━━ RECORDS SHOWN

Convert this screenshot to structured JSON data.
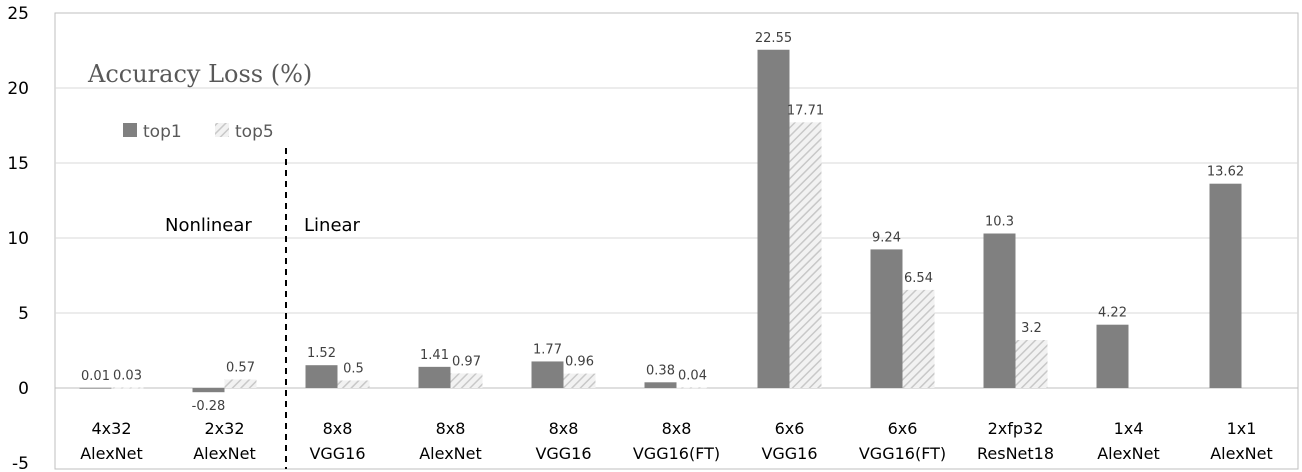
{
  "chart_data": {
    "type": "bar",
    "title": "Accuracy Loss (%)",
    "xlabel": "",
    "ylabel": "",
    "ylim": [
      -5,
      25
    ],
    "yticks": [
      -5,
      0,
      5,
      10,
      15,
      20,
      25
    ],
    "grid": true,
    "legend_position": "top-left",
    "categories": [
      [
        "4x32",
        "AlexNet"
      ],
      [
        "2x32",
        "AlexNet"
      ],
      [
        "8x8",
        "VGG16"
      ],
      [
        "8x8",
        "AlexNet"
      ],
      [
        "8x8",
        "VGG16"
      ],
      [
        "8x8",
        "VGG16(FT)"
      ],
      [
        "6x6",
        "VGG16"
      ],
      [
        "6x6",
        "VGG16(FT)"
      ],
      [
        "2xfp32",
        "ResNet18"
      ],
      [
        "1x4",
        "AlexNet"
      ],
      [
        "1x1",
        "AlexNet"
      ]
    ],
    "series": [
      {
        "name": "top1",
        "color": "#808080",
        "pattern": "solid",
        "values": [
          0.01,
          -0.28,
          1.52,
          1.41,
          1.77,
          0.38,
          22.55,
          9.24,
          10.3,
          4.22,
          13.62
        ],
        "labels": [
          "0.01",
          "-0.28",
          "1.52",
          "1.41",
          "1.77",
          "0.38",
          "22.55",
          "9.24",
          "10.3",
          "4.22",
          "13.62"
        ]
      },
      {
        "name": "top5",
        "color": "#d0d0d0",
        "pattern": "hatched",
        "values": [
          0.03,
          0.57,
          0.5,
          0.97,
          0.96,
          0.04,
          17.71,
          6.54,
          3.2,
          null,
          null
        ],
        "labels": [
          "0.03",
          "0.57",
          "0.5",
          "0.97",
          "0.96",
          "0.04",
          "17.71",
          "6.54",
          "3.2",
          "",
          ""
        ]
      }
    ],
    "annotations": {
      "left_region": "Nonlinear",
      "right_region": "Linear",
      "divider_after_category": 1
    }
  }
}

━━━━

**WHAT THE TASK REQUIRES**.
Write the records above out again exactly, with no pictures in your copy.

**OUTPUT OF THE TASK**.
Convert this screenshot to structured JSON data.
{
  "chart_data": {
    "type": "bar",
    "title": "Accuracy Loss (%)",
    "xlabel": "",
    "ylabel": "",
    "ylim": [
      -5,
      25
    ],
    "yticks": [
      -5,
      0,
      5,
      10,
      15,
      20,
      25
    ],
    "grid": true,
    "legend_position": "top-left",
    "categories": [
      [
        "4x32",
        "AlexNet"
      ],
      [
        "2x32",
        "AlexNet"
      ],
      [
        "8x8",
        "VGG16"
      ],
      [
        "8x8",
        "AlexNet"
      ],
      [
        "8x8",
        "VGG16"
      ],
      [
        "8x8",
        "VGG16(FT)"
      ],
      [
        "6x6",
        "VGG16"
      ],
      [
        "6x6",
        "VGG16(FT)"
      ],
      [
        "2xfp32",
        "ResNet18"
      ],
      [
        "1x4",
        "AlexNet"
      ],
      [
        "1x1",
        "AlexNet"
      ]
    ],
    "series": [
      {
        "name": "top1",
        "color": "#808080",
        "pattern": "solid",
        "values": [
          0.01,
          -0.28,
          1.52,
          1.41,
          1.77,
          0.38,
          22.55,
          9.24,
          10.3,
          4.22,
          13.62
        ],
        "labels": [
          "0.01",
          "-0.28",
          "1.52",
          "1.41",
          "1.77",
          "0.38",
          "22.55",
          "9.24",
          "10.3",
          "4.22",
          "13.62"
        ]
      },
      {
        "name": "top5",
        "color": "#d0d0d0",
        "pattern": "hatched",
        "values": [
          0.03,
          0.57,
          0.5,
          0.97,
          0.96,
          0.04,
          17.71,
          6.54,
          3.2,
          null,
          null
        ],
        "labels": [
          "0.03",
          "0.57",
          "0.5",
          "0.97",
          "0.96",
          "0.04",
          "17.71",
          "6.54",
          "3.2",
          "",
          ""
        ]
      }
    ],
    "annotations": {
      "left_region": "Nonlinear",
      "right_region": "Linear",
      "divider_after_category": 1
    }
  }
}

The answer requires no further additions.